Go through the data below and copy it exactly, skipping every picture.

» Records for this task
'''
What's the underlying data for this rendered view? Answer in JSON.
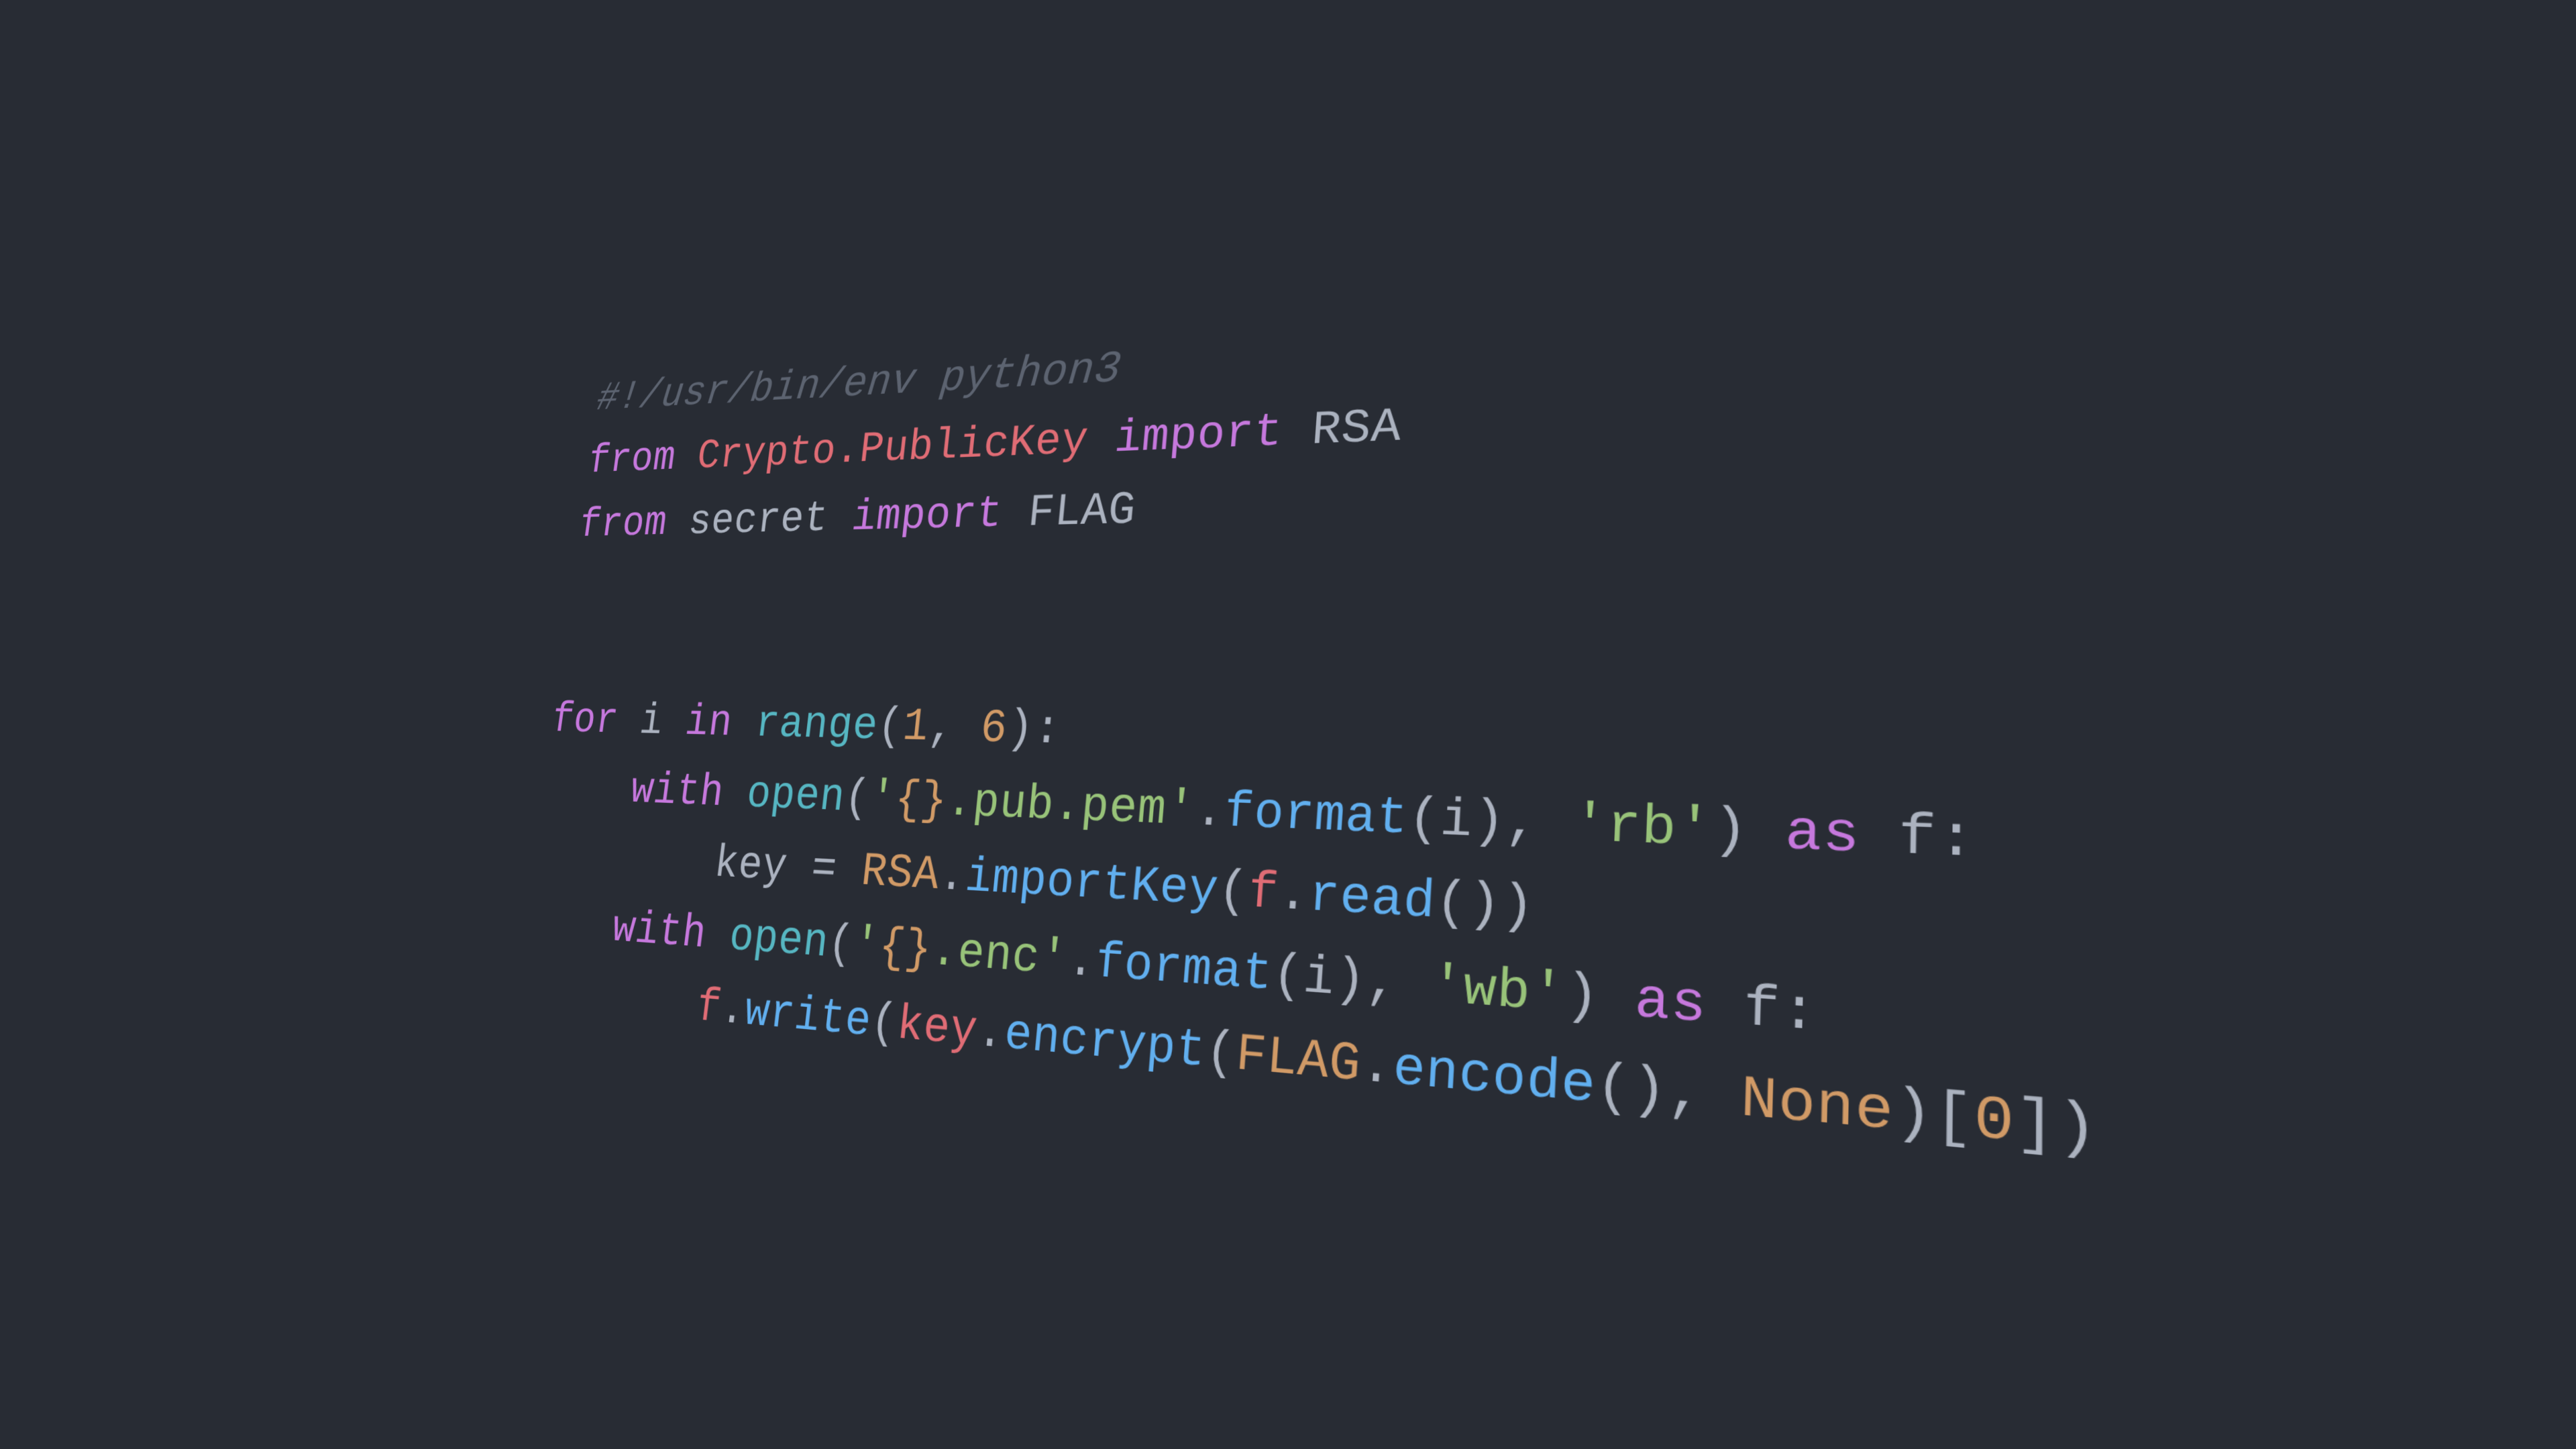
{
  "wallpaper": {
    "background_color": "#282c34",
    "language": "python",
    "theme": "one-dark"
  },
  "palette": {
    "background": "#282c34",
    "comment": "#5c6370",
    "keyword": "#c678dd",
    "module": "#e06c75",
    "variable": "#e06c75",
    "builtin": "#56b6c2",
    "function": "#61afef",
    "string": "#98c379",
    "number": "#d19a66",
    "constant": "#d19a66",
    "class": "#d19a66",
    "format_placeholder": "#d19a66",
    "default_text": "#abb2bf"
  },
  "code": {
    "full_text": "#!/usr/bin/env python3\nfrom Crypto.PublicKey import RSA\nfrom secret import FLAG\n\n\nfor i in range(1, 6):\n    with open('{}.pub.pem'.format(i), 'rb') as f:\n        key = RSA.importKey(f.read())\n    with open('{}.enc'.format(i), 'wb') as f:\n        f.write(key.encrypt(FLAG.encode(), None)[0])",
    "lines": [
      {
        "n": 1,
        "text": "#!/usr/bin/env python3",
        "tokens": [
          {
            "t": "#!/usr/bin/env python3",
            "c": "comment"
          }
        ]
      },
      {
        "n": 2,
        "text": "from Crypto.PublicKey import RSA",
        "tokens": [
          {
            "t": "from",
            "c": "keyword"
          },
          {
            "t": " ",
            "c": "plain"
          },
          {
            "t": "Crypto.PublicKey",
            "c": "module"
          },
          {
            "t": " ",
            "c": "plain"
          },
          {
            "t": "import",
            "c": "keyword"
          },
          {
            "t": " ",
            "c": "plain"
          },
          {
            "t": "RSA",
            "c": "plain"
          }
        ]
      },
      {
        "n": 3,
        "text": "from secret import FLAG",
        "tokens": [
          {
            "t": "from",
            "c": "keyword"
          },
          {
            "t": " ",
            "c": "plain"
          },
          {
            "t": "secret",
            "c": "plain"
          },
          {
            "t": " ",
            "c": "plain"
          },
          {
            "t": "import",
            "c": "keyword"
          },
          {
            "t": " ",
            "c": "plain"
          },
          {
            "t": "FLAG",
            "c": "plain"
          }
        ]
      },
      {
        "n": 4,
        "text": "",
        "tokens": []
      },
      {
        "n": 5,
        "text": "",
        "tokens": []
      },
      {
        "n": 6,
        "text": "for i in range(1, 6):",
        "tokens": [
          {
            "t": "for",
            "c": "keyword"
          },
          {
            "t": " ",
            "c": "plain"
          },
          {
            "t": "i",
            "c": "plain"
          },
          {
            "t": " ",
            "c": "plain"
          },
          {
            "t": "in",
            "c": "keyword"
          },
          {
            "t": " ",
            "c": "plain"
          },
          {
            "t": "range",
            "c": "builtin"
          },
          {
            "t": "(",
            "c": "punct"
          },
          {
            "t": "1",
            "c": "number"
          },
          {
            "t": ", ",
            "c": "punct"
          },
          {
            "t": "6",
            "c": "number"
          },
          {
            "t": "):",
            "c": "punct"
          }
        ]
      },
      {
        "n": 7,
        "text": "    with open('{}.pub.pem'.format(i), 'rb') as f:",
        "tokens": [
          {
            "t": "    ",
            "c": "plain"
          },
          {
            "t": "with",
            "c": "keyword"
          },
          {
            "t": " ",
            "c": "plain"
          },
          {
            "t": "open",
            "c": "builtin"
          },
          {
            "t": "(",
            "c": "punct"
          },
          {
            "t": "'",
            "c": "string"
          },
          {
            "t": "{}",
            "c": "fmt"
          },
          {
            "t": ".pub.pem'",
            "c": "string"
          },
          {
            "t": ".",
            "c": "punct"
          },
          {
            "t": "format",
            "c": "function"
          },
          {
            "t": "(",
            "c": "punct"
          },
          {
            "t": "i",
            "c": "plain"
          },
          {
            "t": "), ",
            "c": "punct"
          },
          {
            "t": "'rb'",
            "c": "string"
          },
          {
            "t": ") ",
            "c": "punct"
          },
          {
            "t": "as",
            "c": "keyword"
          },
          {
            "t": " ",
            "c": "plain"
          },
          {
            "t": "f",
            "c": "plain"
          },
          {
            "t": ":",
            "c": "punct"
          }
        ]
      },
      {
        "n": 8,
        "text": "        key = RSA.importKey(f.read())",
        "tokens": [
          {
            "t": "        ",
            "c": "plain"
          },
          {
            "t": "key",
            "c": "plain"
          },
          {
            "t": " ",
            "c": "plain"
          },
          {
            "t": "=",
            "c": "op"
          },
          {
            "t": " ",
            "c": "plain"
          },
          {
            "t": "RSA",
            "c": "class"
          },
          {
            "t": ".",
            "c": "punct"
          },
          {
            "t": "importKey",
            "c": "function"
          },
          {
            "t": "(",
            "c": "punct"
          },
          {
            "t": "f",
            "c": "var"
          },
          {
            "t": ".",
            "c": "punct"
          },
          {
            "t": "read",
            "c": "function"
          },
          {
            "t": "())",
            "c": "punct"
          }
        ]
      },
      {
        "n": 9,
        "text": "    with open('{}.enc'.format(i), 'wb') as f:",
        "tokens": [
          {
            "t": "    ",
            "c": "plain"
          },
          {
            "t": "with",
            "c": "keyword"
          },
          {
            "t": " ",
            "c": "plain"
          },
          {
            "t": "open",
            "c": "builtin"
          },
          {
            "t": "(",
            "c": "punct"
          },
          {
            "t": "'",
            "c": "string"
          },
          {
            "t": "{}",
            "c": "fmt"
          },
          {
            "t": ".enc'",
            "c": "string"
          },
          {
            "t": ".",
            "c": "punct"
          },
          {
            "t": "format",
            "c": "function"
          },
          {
            "t": "(",
            "c": "punct"
          },
          {
            "t": "i",
            "c": "plain"
          },
          {
            "t": "), ",
            "c": "punct"
          },
          {
            "t": "'wb'",
            "c": "string"
          },
          {
            "t": ") ",
            "c": "punct"
          },
          {
            "t": "as",
            "c": "keyword"
          },
          {
            "t": " ",
            "c": "plain"
          },
          {
            "t": "f",
            "c": "plain"
          },
          {
            "t": ":",
            "c": "punct"
          }
        ]
      },
      {
        "n": 10,
        "text": "        f.write(key.encrypt(FLAG.encode(), None)[0])",
        "tokens": [
          {
            "t": "        ",
            "c": "plain"
          },
          {
            "t": "f",
            "c": "var"
          },
          {
            "t": ".",
            "c": "punct"
          },
          {
            "t": "write",
            "c": "function"
          },
          {
            "t": "(",
            "c": "punct"
          },
          {
            "t": "key",
            "c": "var"
          },
          {
            "t": ".",
            "c": "punct"
          },
          {
            "t": "encrypt",
            "c": "function"
          },
          {
            "t": "(",
            "c": "punct"
          },
          {
            "t": "FLAG",
            "c": "class"
          },
          {
            "t": ".",
            "c": "punct"
          },
          {
            "t": "encode",
            "c": "function"
          },
          {
            "t": "(), ",
            "c": "punct"
          },
          {
            "t": "None",
            "c": "const"
          },
          {
            "t": ")[",
            "c": "punct"
          },
          {
            "t": "0",
            "c": "number"
          },
          {
            "t": "])",
            "c": "punct"
          }
        ]
      }
    ]
  }
}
'''
» Written solution
What's the underlying data for this rendered view? Answer in JSON.
{
  "wallpaper": {
    "background_color": "#282c34",
    "language": "python",
    "theme": "one-dark"
  },
  "palette": {
    "background": "#282c34",
    "comment": "#5c6370",
    "keyword": "#c678dd",
    "module": "#e06c75",
    "variable": "#e06c75",
    "builtin": "#56b6c2",
    "function": "#61afef",
    "string": "#98c379",
    "number": "#d19a66",
    "constant": "#d19a66",
    "class": "#d19a66",
    "format_placeholder": "#d19a66",
    "default_text": "#abb2bf"
  },
  "code": {
    "full_text": "#!/usr/bin/env python3\nfrom Crypto.PublicKey import RSA\nfrom secret import FLAG\n\n\nfor i in range(1, 6):\n    with open('{}.pub.pem'.format(i), 'rb') as f:\n        key = RSA.importKey(f.read())\n    with open('{}.enc'.format(i), 'wb') as f:\n        f.write(key.encrypt(FLAG.encode(), None)[0])",
    "lines": [
      {
        "n": 1,
        "text": "#!/usr/bin/env python3",
        "tokens": [
          {
            "t": "#!/usr/bin/env python3",
            "c": "comment"
          }
        ]
      },
      {
        "n": 2,
        "text": "from Crypto.PublicKey import RSA",
        "tokens": [
          {
            "t": "from",
            "c": "keyword"
          },
          {
            "t": " ",
            "c": "plain"
          },
          {
            "t": "Crypto.PublicKey",
            "c": "module"
          },
          {
            "t": " ",
            "c": "plain"
          },
          {
            "t": "import",
            "c": "keyword"
          },
          {
            "t": " ",
            "c": "plain"
          },
          {
            "t": "RSA",
            "c": "plain"
          }
        ]
      },
      {
        "n": 3,
        "text": "from secret import FLAG",
        "tokens": [
          {
            "t": "from",
            "c": "keyword"
          },
          {
            "t": " ",
            "c": "plain"
          },
          {
            "t": "secret",
            "c": "plain"
          },
          {
            "t": " ",
            "c": "plain"
          },
          {
            "t": "import",
            "c": "keyword"
          },
          {
            "t": " ",
            "c": "plain"
          },
          {
            "t": "FLAG",
            "c": "plain"
          }
        ]
      },
      {
        "n": 4,
        "text": "",
        "tokens": []
      },
      {
        "n": 5,
        "text": "",
        "tokens": []
      },
      {
        "n": 6,
        "text": "for i in range(1, 6):",
        "tokens": [
          {
            "t": "for",
            "c": "keyword"
          },
          {
            "t": " ",
            "c": "plain"
          },
          {
            "t": "i",
            "c": "plain"
          },
          {
            "t": " ",
            "c": "plain"
          },
          {
            "t": "in",
            "c": "keyword"
          },
          {
            "t": " ",
            "c": "plain"
          },
          {
            "t": "range",
            "c": "builtin"
          },
          {
            "t": "(",
            "c": "punct"
          },
          {
            "t": "1",
            "c": "number"
          },
          {
            "t": ", ",
            "c": "punct"
          },
          {
            "t": "6",
            "c": "number"
          },
          {
            "t": "):",
            "c": "punct"
          }
        ]
      },
      {
        "n": 7,
        "text": "    with open('{}.pub.pem'.format(i), 'rb') as f:",
        "tokens": [
          {
            "t": "    ",
            "c": "plain"
          },
          {
            "t": "with",
            "c": "keyword"
          },
          {
            "t": " ",
            "c": "plain"
          },
          {
            "t": "open",
            "c": "builtin"
          },
          {
            "t": "(",
            "c": "punct"
          },
          {
            "t": "'",
            "c": "string"
          },
          {
            "t": "{}",
            "c": "fmt"
          },
          {
            "t": ".pub.pem'",
            "c": "string"
          },
          {
            "t": ".",
            "c": "punct"
          },
          {
            "t": "format",
            "c": "function"
          },
          {
            "t": "(",
            "c": "punct"
          },
          {
            "t": "i",
            "c": "plain"
          },
          {
            "t": "), ",
            "c": "punct"
          },
          {
            "t": "'rb'",
            "c": "string"
          },
          {
            "t": ") ",
            "c": "punct"
          },
          {
            "t": "as",
            "c": "keyword"
          },
          {
            "t": " ",
            "c": "plain"
          },
          {
            "t": "f",
            "c": "plain"
          },
          {
            "t": ":",
            "c": "punct"
          }
        ]
      },
      {
        "n": 8,
        "text": "        key = RSA.importKey(f.read())",
        "tokens": [
          {
            "t": "        ",
            "c": "plain"
          },
          {
            "t": "key",
            "c": "plain"
          },
          {
            "t": " ",
            "c": "plain"
          },
          {
            "t": "=",
            "c": "op"
          },
          {
            "t": " ",
            "c": "plain"
          },
          {
            "t": "RSA",
            "c": "class"
          },
          {
            "t": ".",
            "c": "punct"
          },
          {
            "t": "importKey",
            "c": "function"
          },
          {
            "t": "(",
            "c": "punct"
          },
          {
            "t": "f",
            "c": "var"
          },
          {
            "t": ".",
            "c": "punct"
          },
          {
            "t": "read",
            "c": "function"
          },
          {
            "t": "())",
            "c": "punct"
          }
        ]
      },
      {
        "n": 9,
        "text": "    with open('{}.enc'.format(i), 'wb') as f:",
        "tokens": [
          {
            "t": "    ",
            "c": "plain"
          },
          {
            "t": "with",
            "c": "keyword"
          },
          {
            "t": " ",
            "c": "plain"
          },
          {
            "t": "open",
            "c": "builtin"
          },
          {
            "t": "(",
            "c": "punct"
          },
          {
            "t": "'",
            "c": "string"
          },
          {
            "t": "{}",
            "c": "fmt"
          },
          {
            "t": ".enc'",
            "c": "string"
          },
          {
            "t": ".",
            "c": "punct"
          },
          {
            "t": "format",
            "c": "function"
          },
          {
            "t": "(",
            "c": "punct"
          },
          {
            "t": "i",
            "c": "plain"
          },
          {
            "t": "), ",
            "c": "punct"
          },
          {
            "t": "'wb'",
            "c": "string"
          },
          {
            "t": ") ",
            "c": "punct"
          },
          {
            "t": "as",
            "c": "keyword"
          },
          {
            "t": " ",
            "c": "plain"
          },
          {
            "t": "f",
            "c": "plain"
          },
          {
            "t": ":",
            "c": "punct"
          }
        ]
      },
      {
        "n": 10,
        "text": "        f.write(key.encrypt(FLAG.encode(), None)[0])",
        "tokens": [
          {
            "t": "        ",
            "c": "plain"
          },
          {
            "t": "f",
            "c": "var"
          },
          {
            "t": ".",
            "c": "punct"
          },
          {
            "t": "write",
            "c": "function"
          },
          {
            "t": "(",
            "c": "punct"
          },
          {
            "t": "key",
            "c": "var"
          },
          {
            "t": ".",
            "c": "punct"
          },
          {
            "t": "encrypt",
            "c": "function"
          },
          {
            "t": "(",
            "c": "punct"
          },
          {
            "t": "FLAG",
            "c": "class"
          },
          {
            "t": ".",
            "c": "punct"
          },
          {
            "t": "encode",
            "c": "function"
          },
          {
            "t": "(), ",
            "c": "punct"
          },
          {
            "t": "None",
            "c": "const"
          },
          {
            "t": ")[",
            "c": "punct"
          },
          {
            "t": "0",
            "c": "number"
          },
          {
            "t": "])",
            "c": "punct"
          }
        ]
      }
    ]
  }
}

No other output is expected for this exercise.